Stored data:

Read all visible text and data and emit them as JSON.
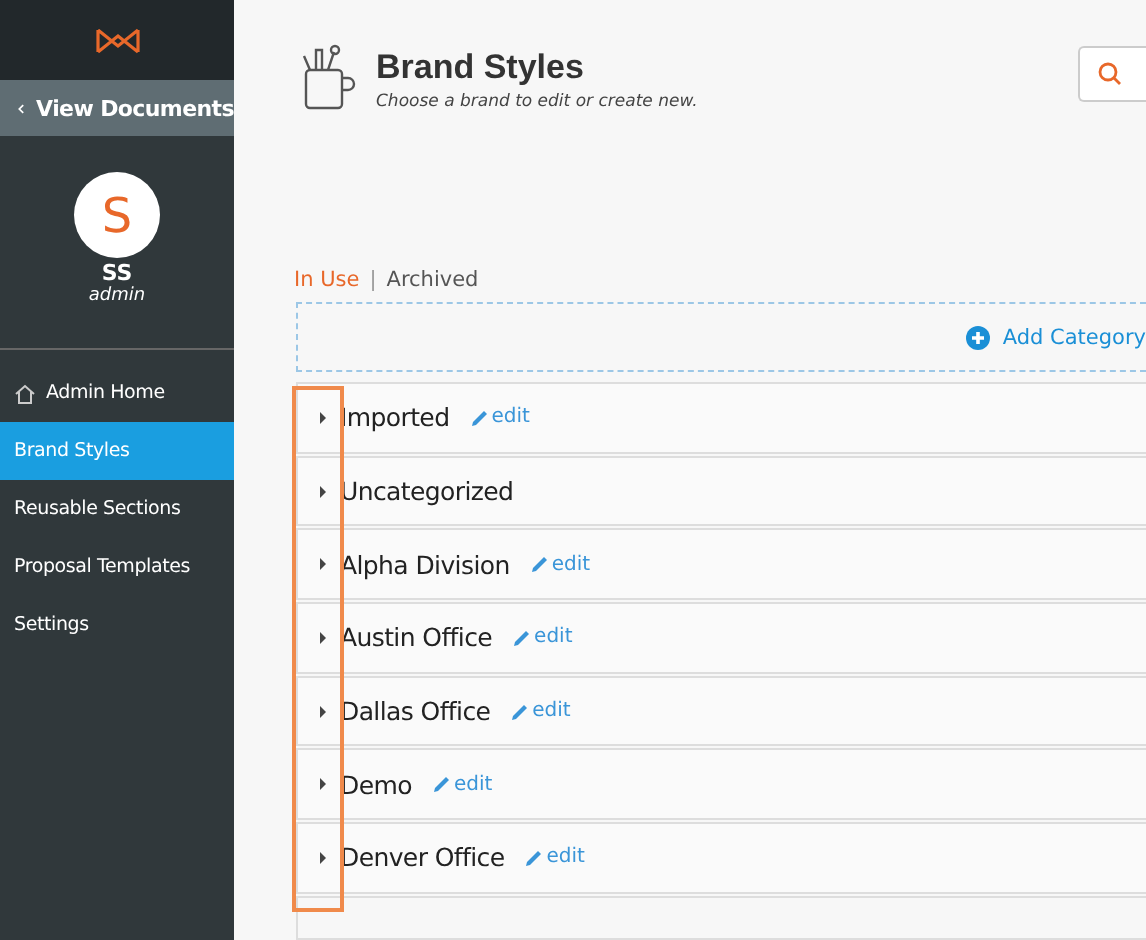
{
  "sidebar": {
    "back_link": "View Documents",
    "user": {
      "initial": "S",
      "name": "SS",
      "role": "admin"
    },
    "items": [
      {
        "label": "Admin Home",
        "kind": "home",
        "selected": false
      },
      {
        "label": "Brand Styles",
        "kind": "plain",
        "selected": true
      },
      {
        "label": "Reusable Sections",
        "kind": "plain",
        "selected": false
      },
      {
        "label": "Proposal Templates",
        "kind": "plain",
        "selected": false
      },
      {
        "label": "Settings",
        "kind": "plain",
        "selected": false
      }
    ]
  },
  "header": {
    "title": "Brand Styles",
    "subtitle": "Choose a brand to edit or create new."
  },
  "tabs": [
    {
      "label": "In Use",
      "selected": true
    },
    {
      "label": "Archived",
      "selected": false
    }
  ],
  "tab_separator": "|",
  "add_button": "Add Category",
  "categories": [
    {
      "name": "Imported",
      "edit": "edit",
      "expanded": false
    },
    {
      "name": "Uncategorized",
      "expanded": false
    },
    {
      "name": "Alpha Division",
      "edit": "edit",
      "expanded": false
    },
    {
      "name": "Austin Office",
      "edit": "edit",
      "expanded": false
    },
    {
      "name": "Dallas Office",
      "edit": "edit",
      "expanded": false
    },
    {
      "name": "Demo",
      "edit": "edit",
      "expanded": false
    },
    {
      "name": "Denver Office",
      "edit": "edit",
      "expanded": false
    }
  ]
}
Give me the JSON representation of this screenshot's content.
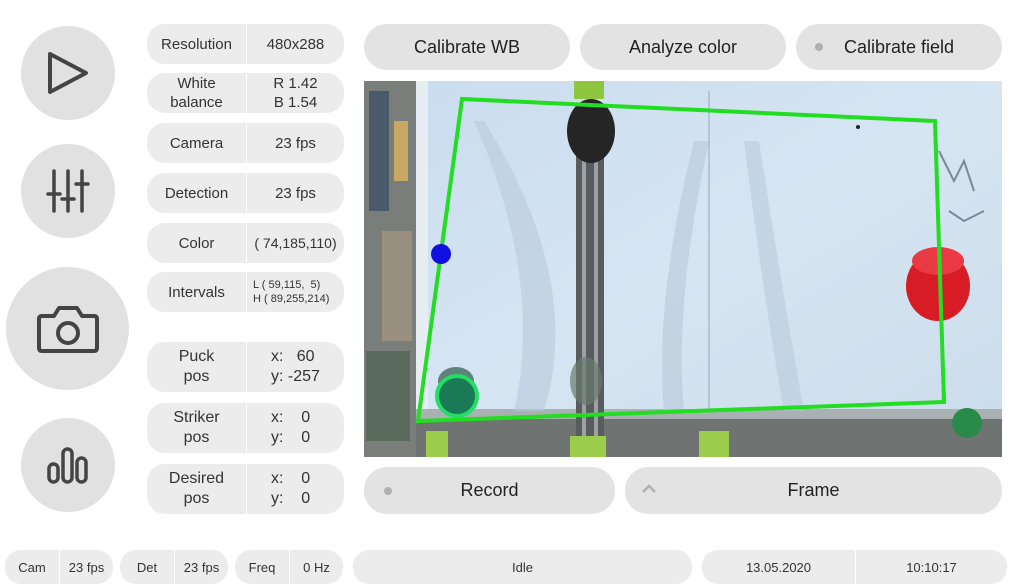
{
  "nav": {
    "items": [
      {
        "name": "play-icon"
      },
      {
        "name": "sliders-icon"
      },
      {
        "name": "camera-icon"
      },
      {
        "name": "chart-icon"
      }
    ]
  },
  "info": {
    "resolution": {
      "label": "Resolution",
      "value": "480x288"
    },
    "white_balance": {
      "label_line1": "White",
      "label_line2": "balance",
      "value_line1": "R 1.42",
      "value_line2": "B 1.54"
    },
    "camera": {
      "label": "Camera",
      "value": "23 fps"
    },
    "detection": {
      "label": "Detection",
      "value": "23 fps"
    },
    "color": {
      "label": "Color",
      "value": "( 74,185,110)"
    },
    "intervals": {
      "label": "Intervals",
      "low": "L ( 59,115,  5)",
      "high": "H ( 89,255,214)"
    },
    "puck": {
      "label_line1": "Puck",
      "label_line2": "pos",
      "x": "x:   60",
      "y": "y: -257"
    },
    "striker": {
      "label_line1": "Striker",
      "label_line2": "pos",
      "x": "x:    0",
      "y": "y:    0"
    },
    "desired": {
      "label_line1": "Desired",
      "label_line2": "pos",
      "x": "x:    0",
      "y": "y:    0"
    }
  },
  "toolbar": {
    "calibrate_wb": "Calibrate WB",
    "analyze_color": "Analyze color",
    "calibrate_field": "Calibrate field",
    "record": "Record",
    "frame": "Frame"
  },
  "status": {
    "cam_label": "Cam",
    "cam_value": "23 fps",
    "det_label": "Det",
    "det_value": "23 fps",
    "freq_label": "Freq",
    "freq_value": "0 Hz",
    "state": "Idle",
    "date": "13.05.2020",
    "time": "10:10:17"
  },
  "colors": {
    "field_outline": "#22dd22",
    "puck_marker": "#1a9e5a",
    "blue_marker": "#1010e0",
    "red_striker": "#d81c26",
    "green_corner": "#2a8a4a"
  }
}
--
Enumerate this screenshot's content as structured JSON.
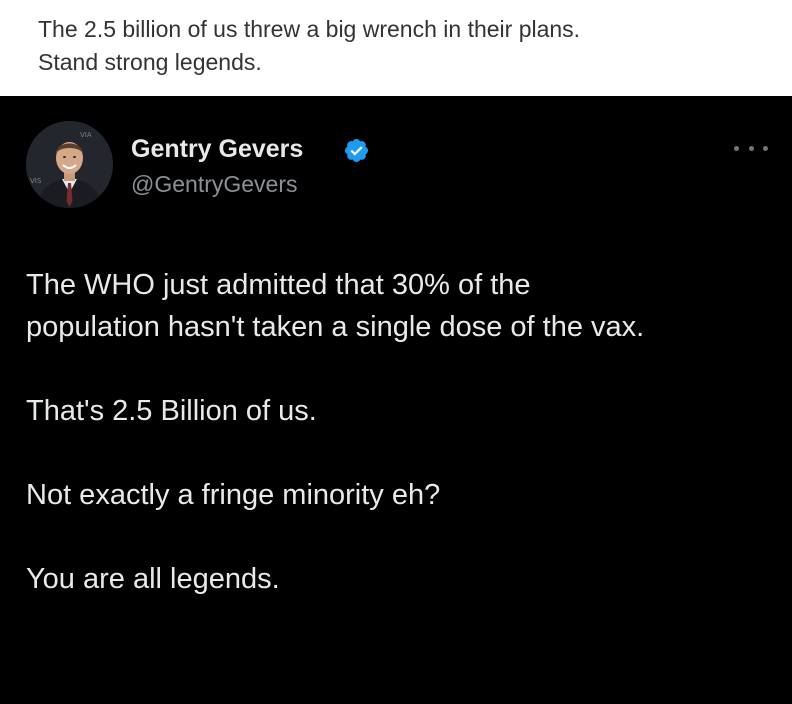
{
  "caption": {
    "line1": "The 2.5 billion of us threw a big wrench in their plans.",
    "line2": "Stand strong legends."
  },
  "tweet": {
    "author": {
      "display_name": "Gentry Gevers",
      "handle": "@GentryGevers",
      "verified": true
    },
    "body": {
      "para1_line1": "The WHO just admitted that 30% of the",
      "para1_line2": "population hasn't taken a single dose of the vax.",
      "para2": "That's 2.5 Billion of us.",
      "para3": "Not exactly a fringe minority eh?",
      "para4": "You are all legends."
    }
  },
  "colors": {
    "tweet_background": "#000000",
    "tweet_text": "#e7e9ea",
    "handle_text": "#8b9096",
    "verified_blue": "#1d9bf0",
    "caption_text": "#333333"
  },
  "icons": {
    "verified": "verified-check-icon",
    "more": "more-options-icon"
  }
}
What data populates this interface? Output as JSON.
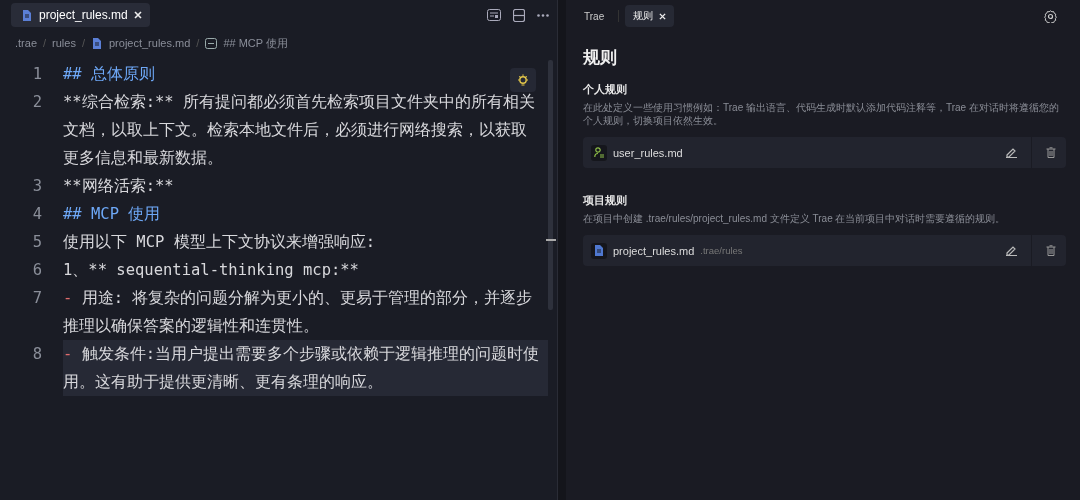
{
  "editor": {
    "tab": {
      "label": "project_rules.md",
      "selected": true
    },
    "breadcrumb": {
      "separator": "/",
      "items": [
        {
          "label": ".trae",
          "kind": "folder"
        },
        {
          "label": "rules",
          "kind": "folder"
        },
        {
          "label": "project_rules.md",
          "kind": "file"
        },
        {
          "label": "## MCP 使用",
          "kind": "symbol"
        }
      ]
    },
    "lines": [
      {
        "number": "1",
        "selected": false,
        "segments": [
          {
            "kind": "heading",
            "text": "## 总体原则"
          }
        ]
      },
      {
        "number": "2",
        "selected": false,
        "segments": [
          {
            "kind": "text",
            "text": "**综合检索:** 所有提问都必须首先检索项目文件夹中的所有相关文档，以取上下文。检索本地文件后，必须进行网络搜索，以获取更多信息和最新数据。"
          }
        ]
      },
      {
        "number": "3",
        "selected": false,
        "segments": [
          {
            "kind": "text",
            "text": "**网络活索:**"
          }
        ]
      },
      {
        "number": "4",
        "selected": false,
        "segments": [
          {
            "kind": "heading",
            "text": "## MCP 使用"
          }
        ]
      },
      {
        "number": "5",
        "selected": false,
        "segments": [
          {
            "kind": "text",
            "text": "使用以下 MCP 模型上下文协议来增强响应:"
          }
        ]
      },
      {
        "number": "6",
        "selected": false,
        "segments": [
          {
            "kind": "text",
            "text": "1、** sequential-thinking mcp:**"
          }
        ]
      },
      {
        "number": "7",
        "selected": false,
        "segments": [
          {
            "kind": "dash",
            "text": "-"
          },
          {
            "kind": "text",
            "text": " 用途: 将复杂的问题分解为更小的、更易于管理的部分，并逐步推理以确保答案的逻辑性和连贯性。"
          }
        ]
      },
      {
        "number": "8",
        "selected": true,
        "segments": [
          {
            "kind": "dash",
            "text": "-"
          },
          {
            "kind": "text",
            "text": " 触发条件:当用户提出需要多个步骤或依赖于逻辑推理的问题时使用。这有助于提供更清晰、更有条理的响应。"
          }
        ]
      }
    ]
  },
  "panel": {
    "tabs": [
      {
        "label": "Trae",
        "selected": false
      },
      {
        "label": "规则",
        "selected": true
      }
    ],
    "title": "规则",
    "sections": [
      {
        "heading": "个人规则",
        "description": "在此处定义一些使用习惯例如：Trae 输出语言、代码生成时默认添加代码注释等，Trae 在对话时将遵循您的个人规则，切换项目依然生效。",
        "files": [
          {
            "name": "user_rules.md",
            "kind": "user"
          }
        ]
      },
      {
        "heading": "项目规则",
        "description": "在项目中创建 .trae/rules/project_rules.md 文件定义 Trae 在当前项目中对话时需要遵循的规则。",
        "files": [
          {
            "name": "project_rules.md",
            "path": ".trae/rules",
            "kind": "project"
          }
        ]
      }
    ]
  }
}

▶ YOUR TASK: Your task is to gather all lines from the entries above that hold the word "this".

▶ FINAL ANSWER:
Give me the JSON representation of this screenshot's content.
Enumerate this screenshot's content as structured JSON.
What data populates this interface? Output as JSON.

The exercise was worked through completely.